### Document excerpt
Regarding bestPoint, since the model is not giving a resonable estimate of the minimum of the objective function, it would probably be better to trust the minimum observed point, and use the 'min-observed' criterion.

#### 1 Comment

Sebastian on 19 Sep 2019
Thanks, Don. Would it make sense using bayesopt directly in such circumstances where the Gaussian Process model fails to find the best point, trying out some Name-Value pairs that are not available when using Bayesian optimization indirectly through, e.g., fitrensemble?
If so, do you have some tips which combinations of parameters I could try (NumSeedPoints=20, AcquisitionFunctionName='expected-improvement-plus' etc.)? Does ist make any sense not setting 'IsObjectiveDeterministic' to true when my objective function is deterministic?

Don Mathis on 19 Sep 2019
Edited: Don Mathis on 19 Sep 2019
You already have access to some of those options (e.g., AcquisitionFunctionName) through fitrensemble, via the 'HyperparameterOptimizationOptions' name value pair. https://www.mathworks.com/help/stats/fitrensemble.html?searchHighlight=fitrensemble&s_tid=doc_srchtitle#d117e406156
I wouldn't expect increasing NumSeedPoints to help. Changing the acquisition function may help, but it's hard to know without more information. You can also try a grid search or random search via the 'Optimizer' field of the struct you pass to 'HyperparameterOptimizationOptions'. Neither of those methods would use a model at all, so it would at least be interesting to see what you get in that case. I would also look at the command-line output and all the plots to see what it's exploring. You can view all the plots by calling plot(model.HyperparameterOptimizationResults,'all') on your final model.
In any case, if it is a "cliff" scenario, it's likely that it has found the best point(s) at the bottom of the cliff, even if it expects the loss to be less than zero there.
Also: IsObjectiveDeterministic is already set to false for fitrensemble, and yes it can help even if the function is actually deterministic.

Sebastian on 20 Sep 2019
Here are the remaining plots you suggested, Don. Can you see anything special here? Do computations times help with analysis of convergence and accuracy?   Additional information derived from the HyperparameterOptimizationResults object: The 3000x1 vectors ErrorTrace, FeasibilityTrace and FeasibilityProbabilityTrace are full of -1, true, 1, respectively.

### Do this
Pick up the forum thread above on Bayesian hyperparameter optimization and continue it from the point where it stops.

### Listings of boxed layout items

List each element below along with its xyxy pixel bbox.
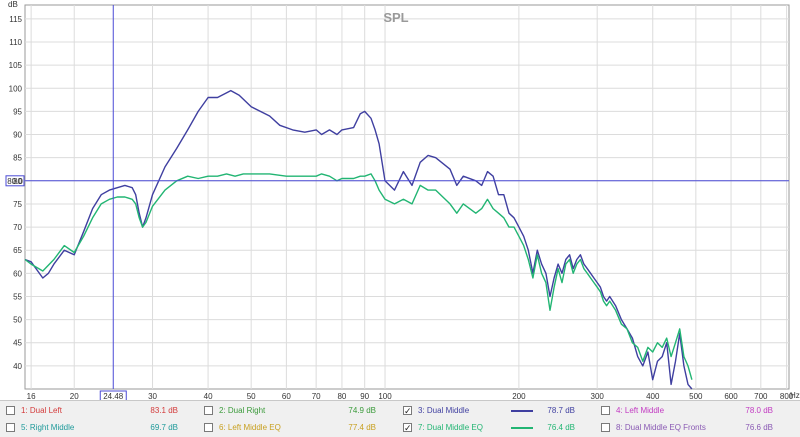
legend-value: 83.1 dB bbox=[150, 406, 178, 415]
y-tick-label: 65 bbox=[13, 246, 22, 255]
y-tick-label: 95 bbox=[13, 107, 22, 116]
legend-panel: 1: Dual Left 83.1 dB 2: Dual Right 74.9 … bbox=[0, 400, 800, 437]
y-tick-label: 115 bbox=[9, 15, 22, 24]
y-unit-label: dB bbox=[8, 0, 18, 9]
x-tick-label: 70 bbox=[312, 392, 321, 400]
legend-label: 6: Left Middle EQ bbox=[219, 423, 281, 432]
x-tick-label: 300 bbox=[591, 392, 605, 400]
legend-label: 4: Left Middle bbox=[616, 406, 665, 415]
x-tick-label: 200 bbox=[512, 392, 526, 400]
y-tick-label: 45 bbox=[13, 339, 22, 348]
cursor-x-box bbox=[99, 390, 127, 400]
x-unit-label: Hz bbox=[790, 391, 800, 400]
grid bbox=[25, 5, 789, 389]
legend-label: 1: Dual Left bbox=[21, 406, 62, 415]
legend-value: 69.7 dB bbox=[150, 423, 178, 432]
series-line-dual-middle-eq bbox=[24, 173, 693, 380]
y-tick-label: 55 bbox=[13, 292, 22, 301]
y-tick-label: 100 bbox=[9, 84, 23, 93]
legend-checkbox-2[interactable] bbox=[204, 406, 213, 415]
x-tick-label: 20 bbox=[70, 392, 79, 400]
series-group bbox=[24, 89, 693, 390]
plot-area[interactable] bbox=[24, 4, 790, 390]
legend-value: 77.4 dB bbox=[348, 423, 376, 432]
legend-checkbox-1[interactable] bbox=[6, 406, 15, 415]
y-tick-label: 70 bbox=[13, 223, 22, 232]
x-tick-label: 16 bbox=[27, 392, 36, 400]
x-tick-label: 800 bbox=[780, 392, 794, 400]
legend-checkbox-3[interactable]: ✓ bbox=[403, 406, 412, 416]
legend-value: 76.6 dB bbox=[745, 423, 773, 432]
x-tick-label: 40 bbox=[204, 392, 213, 400]
cursor-x-readout: 24.48 bbox=[103, 392, 124, 400]
legend-value: 76.4 dB bbox=[547, 423, 575, 432]
y-tick-label: 80 bbox=[13, 177, 22, 186]
legend-label: 3: Dual Middle bbox=[418, 406, 470, 415]
x-axis-ticks: 16 20 30 40 50 60 70 80 90 100 200 300 400 500 600 700 8… bbox=[27, 392, 794, 400]
legend-value: 78.7 dB bbox=[547, 406, 575, 415]
legend-value: 78.0 dB bbox=[745, 406, 773, 415]
cursor-y-box bbox=[5, 175, 25, 187]
legend-line-swatch bbox=[511, 410, 533, 412]
x-tick-label: 50 bbox=[247, 392, 256, 400]
legend-checkbox-4[interactable] bbox=[601, 406, 610, 415]
spl-chart[interactable]: 80.0 24.48 40 45 50 55 60 65 70 75 80 85 90 95 100 105… bbox=[0, 0, 800, 400]
y-tick-label: 40 bbox=[13, 362, 22, 371]
x-tick-label: 600 bbox=[724, 392, 738, 400]
legend-label: 7: Dual Middle EQ bbox=[418, 423, 483, 432]
x-tick-label: 500 bbox=[689, 392, 703, 400]
y-tick-label: 60 bbox=[13, 269, 22, 278]
x-tick-label: 400 bbox=[646, 392, 660, 400]
x-tick-label: 80 bbox=[337, 392, 346, 400]
legend-row: 1: Dual Left 83.1 dB 2: Dual Right 74.9 … bbox=[0, 402, 800, 420]
series-line-dual-middle bbox=[24, 89, 693, 390]
y-tick-label: 85 bbox=[13, 154, 22, 163]
x-tick-label: 100 bbox=[378, 392, 392, 400]
y-axis-ticks: 40 45 50 55 60 65 70 75 80 85 90 95 100 105 110 115 bbox=[9, 15, 23, 371]
x-tick-label: 60 bbox=[282, 392, 291, 400]
x-tick-label: 30 bbox=[148, 392, 157, 400]
y-tick-label: 50 bbox=[13, 316, 22, 325]
legend-label: 5: Right Middle bbox=[21, 423, 75, 432]
chart-title: SPL bbox=[383, 10, 408, 25]
x-tick-label: 700 bbox=[754, 392, 768, 400]
x-tick-label: 90 bbox=[360, 392, 369, 400]
y-tick-label: 90 bbox=[13, 131, 22, 140]
legend-checkbox-8[interactable] bbox=[601, 423, 610, 432]
y-tick-label: 75 bbox=[13, 200, 22, 209]
legend-line-swatch bbox=[511, 427, 533, 429]
legend-checkbox-6[interactable] bbox=[204, 423, 213, 432]
legend-row: 5: Right Middle 69.7 dB 6: Left Middle E… bbox=[0, 419, 800, 437]
cursor[interactable]: 80.0 24.48 bbox=[5, 5, 789, 400]
legend-label: 8: Dual Middle EQ Fronts bbox=[616, 423, 706, 432]
chart-svg[interactable]: 80.0 24.48 40 45 50 55 60 65 70 75 80 85 90 95 100 105… bbox=[0, 0, 800, 400]
legend-label: 2: Dual Right bbox=[219, 406, 266, 415]
y-tick-label: 110 bbox=[9, 38, 22, 47]
cursor-y-readout: 80.0 bbox=[7, 177, 23, 186]
legend-checkbox-5[interactable] bbox=[6, 423, 15, 432]
legend-checkbox-7[interactable]: ✓ bbox=[403, 423, 412, 433]
legend-value: 74.9 dB bbox=[348, 406, 376, 415]
y-tick-label: 105 bbox=[9, 61, 23, 70]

### Answer below
Don Mathis on 20 Sep 2019
Your objective function plot shows that you have values ranging from about .002 to about 1.3, which can be fine as long as the shape of the surface isn't too steep. But the fact that there seems to be a lot of points at about the .02 level AND a lot of points an order of magnitude higher (.2 -1.3) suggests that maybe there is a flat surface at .02 and also some very high regions. So the GP has to model the high regions at 1.2, the flat region at around .02, and the actual minimum which is at around .002. We see that the model overshoots the minimum by about .008 (producing a negative value). An overshoot of .008 is not too bad a modeling job, given that the range it is modeling is about 1.3. Unfortunately, because the model is Gaussian it is unbounded below, and goes below zero, which is unrealistic. Still, I would guess that it's finding good solutions.
To do even better, one thing you might try is to limit the domain that it's searching over. Can you tell from your command-line output what hyperparameter values lead to the highest points (e.g., 1.0 and above?). If you see a pattern there, you could try to limit the range of one or more of the variables. For example:
Y = double(categorical(Y));
% Get hyperparameters
h = hyperparameters('fitrensemble',X,Y,'tree')
h.Name
h.Range
% Narrow the range of the 'LearnRate' parameter
h(3)
h(3).Range = [.01 .1];
h(3)
% Optimize, passing updated hyperparameters
model = fitrensemble(X,Y,'OptimizeHyperparameters',h)